## EXERCISE BRIEF:
Return every record exactly as written.

## DATASET ROWS:
## start

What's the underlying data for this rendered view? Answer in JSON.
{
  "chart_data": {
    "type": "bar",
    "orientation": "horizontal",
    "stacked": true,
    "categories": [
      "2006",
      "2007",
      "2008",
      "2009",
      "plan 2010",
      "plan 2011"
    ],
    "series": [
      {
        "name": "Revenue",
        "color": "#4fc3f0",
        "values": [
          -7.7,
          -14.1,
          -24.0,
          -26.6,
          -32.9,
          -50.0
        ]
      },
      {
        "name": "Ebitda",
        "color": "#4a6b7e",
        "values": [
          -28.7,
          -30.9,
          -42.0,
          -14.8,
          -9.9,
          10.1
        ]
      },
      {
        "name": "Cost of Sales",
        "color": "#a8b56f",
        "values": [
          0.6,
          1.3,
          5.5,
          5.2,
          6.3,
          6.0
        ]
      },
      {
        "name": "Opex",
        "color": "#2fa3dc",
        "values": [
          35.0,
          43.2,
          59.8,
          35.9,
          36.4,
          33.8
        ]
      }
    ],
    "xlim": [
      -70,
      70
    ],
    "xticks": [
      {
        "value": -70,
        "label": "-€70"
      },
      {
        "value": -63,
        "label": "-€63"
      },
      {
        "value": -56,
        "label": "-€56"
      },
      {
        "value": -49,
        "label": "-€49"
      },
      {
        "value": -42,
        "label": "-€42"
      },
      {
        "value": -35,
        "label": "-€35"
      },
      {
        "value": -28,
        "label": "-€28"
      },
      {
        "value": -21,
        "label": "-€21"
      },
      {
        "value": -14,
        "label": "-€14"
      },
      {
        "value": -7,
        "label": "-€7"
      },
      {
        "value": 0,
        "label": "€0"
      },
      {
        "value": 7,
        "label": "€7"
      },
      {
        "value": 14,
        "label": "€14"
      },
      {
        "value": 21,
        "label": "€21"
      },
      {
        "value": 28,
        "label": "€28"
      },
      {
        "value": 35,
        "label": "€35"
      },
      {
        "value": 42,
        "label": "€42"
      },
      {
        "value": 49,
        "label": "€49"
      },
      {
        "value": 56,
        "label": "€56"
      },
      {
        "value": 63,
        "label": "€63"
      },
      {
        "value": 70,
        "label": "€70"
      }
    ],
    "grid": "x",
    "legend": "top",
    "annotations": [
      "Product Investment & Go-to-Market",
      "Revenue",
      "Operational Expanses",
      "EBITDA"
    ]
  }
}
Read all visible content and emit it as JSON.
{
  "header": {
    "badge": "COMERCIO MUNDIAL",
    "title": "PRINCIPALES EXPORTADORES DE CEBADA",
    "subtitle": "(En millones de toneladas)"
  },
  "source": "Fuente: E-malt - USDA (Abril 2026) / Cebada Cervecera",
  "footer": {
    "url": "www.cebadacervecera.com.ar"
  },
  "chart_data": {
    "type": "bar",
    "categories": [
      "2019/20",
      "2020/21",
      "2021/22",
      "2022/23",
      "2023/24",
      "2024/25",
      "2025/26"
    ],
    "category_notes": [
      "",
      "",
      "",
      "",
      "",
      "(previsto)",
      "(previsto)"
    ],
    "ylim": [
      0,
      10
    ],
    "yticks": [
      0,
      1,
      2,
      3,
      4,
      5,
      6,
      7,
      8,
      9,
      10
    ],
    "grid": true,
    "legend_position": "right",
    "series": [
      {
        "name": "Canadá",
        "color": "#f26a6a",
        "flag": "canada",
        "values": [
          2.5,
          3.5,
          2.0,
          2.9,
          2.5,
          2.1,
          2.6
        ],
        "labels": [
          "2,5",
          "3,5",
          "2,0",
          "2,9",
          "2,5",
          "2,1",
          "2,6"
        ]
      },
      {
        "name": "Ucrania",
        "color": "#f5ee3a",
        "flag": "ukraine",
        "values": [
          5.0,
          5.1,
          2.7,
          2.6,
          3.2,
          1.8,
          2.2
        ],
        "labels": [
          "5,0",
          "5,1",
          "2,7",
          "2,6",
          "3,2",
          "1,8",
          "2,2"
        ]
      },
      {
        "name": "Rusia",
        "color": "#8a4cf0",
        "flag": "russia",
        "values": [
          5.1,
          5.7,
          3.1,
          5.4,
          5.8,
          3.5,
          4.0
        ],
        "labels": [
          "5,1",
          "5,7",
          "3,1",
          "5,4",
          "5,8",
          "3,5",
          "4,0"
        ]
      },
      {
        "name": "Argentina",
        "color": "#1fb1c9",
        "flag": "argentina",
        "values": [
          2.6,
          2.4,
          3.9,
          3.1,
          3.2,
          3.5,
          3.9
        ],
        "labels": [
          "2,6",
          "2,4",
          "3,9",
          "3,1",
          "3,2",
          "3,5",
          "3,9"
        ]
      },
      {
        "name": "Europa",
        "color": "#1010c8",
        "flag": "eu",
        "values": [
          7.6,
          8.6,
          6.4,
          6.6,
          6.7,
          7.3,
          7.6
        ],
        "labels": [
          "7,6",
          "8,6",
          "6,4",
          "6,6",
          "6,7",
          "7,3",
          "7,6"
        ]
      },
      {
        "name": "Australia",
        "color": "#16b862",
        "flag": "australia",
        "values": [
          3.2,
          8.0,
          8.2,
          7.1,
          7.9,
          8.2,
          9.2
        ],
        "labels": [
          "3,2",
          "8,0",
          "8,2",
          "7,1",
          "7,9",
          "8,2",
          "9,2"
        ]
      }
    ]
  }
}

## end

## SOLUTION FOR THIS TASK:
What's the underlying data for this rendered view? Answer in JSON.
{
  "chart_data": {
    "type": "bar",
    "orientation": "horizontal",
    "stacked": true,
    "categories": [
      "2006",
      "2007",
      "2008",
      "2009",
      "plan 2010",
      "plan 2011"
    ],
    "series": [
      {
        "name": "Revenue",
        "color": "#4fc3f0",
        "values": [
          -7.7,
          -14.1,
          -24.0,
          -26.6,
          -32.9,
          -50.0
        ]
      },
      {
        "name": "Ebitda",
        "color": "#4a6b7e",
        "values": [
          -28.7,
          -30.9,
          -42.0,
          -14.8,
          -9.9,
          10.1
        ]
      },
      {
        "name": "Cost of Sales",
        "color": "#a8b56f",
        "values": [
          0.6,
          1.3,
          5.5,
          5.2,
          6.3,
          6.0
        ]
      },
      {
        "name": "Opex",
        "color": "#2fa3dc",
        "values": [
          35.0,
          43.2,
          59.8,
          35.9,
          36.4,
          33.8
        ]
      }
    ],
    "xlim": [
      -70,
      70
    ],
    "xticks": [
      {
        "value": -70,
        "label": "-€70"
      },
      {
        "value": -63,
        "label": "-€63"
      },
      {
        "value": -56,
        "label": "-€56"
      },
      {
        "value": -49,
        "label": "-€49"
      },
      {
        "value": -42,
        "label": "-€42"
      },
      {
        "value": -35,
        "label": "-€35"
      },
      {
        "value": -28,
        "label": "-€28"
      },
      {
        "value": -21,
        "label": "-€21"
      },
      {
        "value": -14,
        "label": "-€14"
      },
      {
        "value": -7,
        "label": "-€7"
      },
      {
        "value": 0,
        "label": "€0"
      },
      {
        "value": 7,
        "label": "€7"
      },
      {
        "value": 14,
        "label": "€14"
      },
      {
        "value": 21,
        "label": "€21"
      },
      {
        "value": 28,
        "label": "€28"
      },
      {
        "value": 35,
        "label": "€35"
      },
      {
        "value": 42,
        "label": "€42"
      },
      {
        "value": 49,
        "label": "€49"
      },
      {
        "value": 56,
        "label": "€56"
      },
      {
        "value": 63,
        "label": "€63"
      },
      {
        "value": 70,
        "label": "€70"
      }
    ],
    "grid": "x",
    "legend": "top",
    "annotations": [
      "Product Investment & Go-to-Market",
      "Revenue",
      "Operational Expanses",
      "EBITDA"
    ]
  }
}
Read all visible content and emit it as JSON.
{
  "header": {
    "badge": "COMERCIO MUNDIAL",
    "title": "PRINCIPALES EXPORTADORES DE CEBADA",
    "subtitle": "(En millones de toneladas)"
  },
  "source": "Fuente: E-malt - USDA (Abril 2026) / Cebada Cervecera",
  "footer": {
    "url": "www.cebadacervecera.com.ar"
  },
  "chart_data": {
    "type": "bar",
    "categories": [
      "2019/20",
      "2020/21",
      "2021/22",
      "2022/23",
      "2023/24",
      "2024/25",
      "2025/26"
    ],
    "category_notes": [
      "",
      "",
      "",
      "",
      "",
      "(previsto)",
      "(previsto)"
    ],
    "ylim": [
      0,
      10
    ],
    "yticks": [
      0,
      1,
      2,
      3,
      4,
      5,
      6,
      7,
      8,
      9,
      10
    ],
    "grid": true,
    "legend_position": "right",
    "series": [
      {
        "name": "Canadá",
        "color": "#f26a6a",
        "flag": "canada",
        "values": [
          2.5,
          3.5,
          2.0,
          2.9,
          2.5,
          2.1,
          2.6
        ],
        "labels": [
          "2,5",
          "3,5",
          "2,0",
          "2,9",
          "2,5",
          "2,1",
          "2,6"
        ]
      },
      {
        "name": "Ucrania",
        "color": "#f5ee3a",
        "flag": "ukraine",
        "values": [
          5.0,
          5.1,
          2.7,
          2.6,
          3.2,
          1.8,
          2.2
        ],
        "labels": [
          "5,0",
          "5,1",
          "2,7",
          "2,6",
          "3,2",
          "1,8",
          "2,2"
        ]
      },
      {
        "name": "Rusia",
        "color": "#8a4cf0",
        "flag": "russia",
        "values": [
          5.1,
          5.7,
          3.1,
          5.4,
          5.8,
          3.5,
          4.0
        ],
        "labels": [
          "5,1",
          "5,7",
          "3,1",
          "5,4",
          "5,8",
          "3,5",
          "4,0"
        ]
      },
      {
        "name": "Argentina",
        "color": "#1fb1c9",
        "flag": "argentina",
        "values": [
          2.6,
          2.4,
          3.9,
          3.1,
          3.2,
          3.5,
          3.9
        ],
        "labels": [
          "2,6",
          "2,4",
          "3,9",
          "3,1",
          "3,2",
          "3,5",
          "3,9"
        ]
      },
      {
        "name": "Europa",
        "color": "#1010c8",
        "flag": "eu",
        "values": [
          7.6,
          8.6,
          6.4,
          6.6,
          6.7,
          7.3,
          7.6
        ],
        "labels": [
          "7,6",
          "8,6",
          "6,4",
          "6,6",
          "6,7",
          "7,3",
          "7,6"
        ]
      },
      {
        "name": "Australia",
        "color": "#16b862",
        "flag": "australia",
        "values": [
          3.2,
          8.0,
          8.2,
          7.1,
          7.9,
          8.2,
          9.2
        ],
        "labels": [
          "3,2",
          "8,0",
          "8,2",
          "7,1",
          "7,9",
          "8,2",
          "9,2"
        ]
      }
    ]
  }
}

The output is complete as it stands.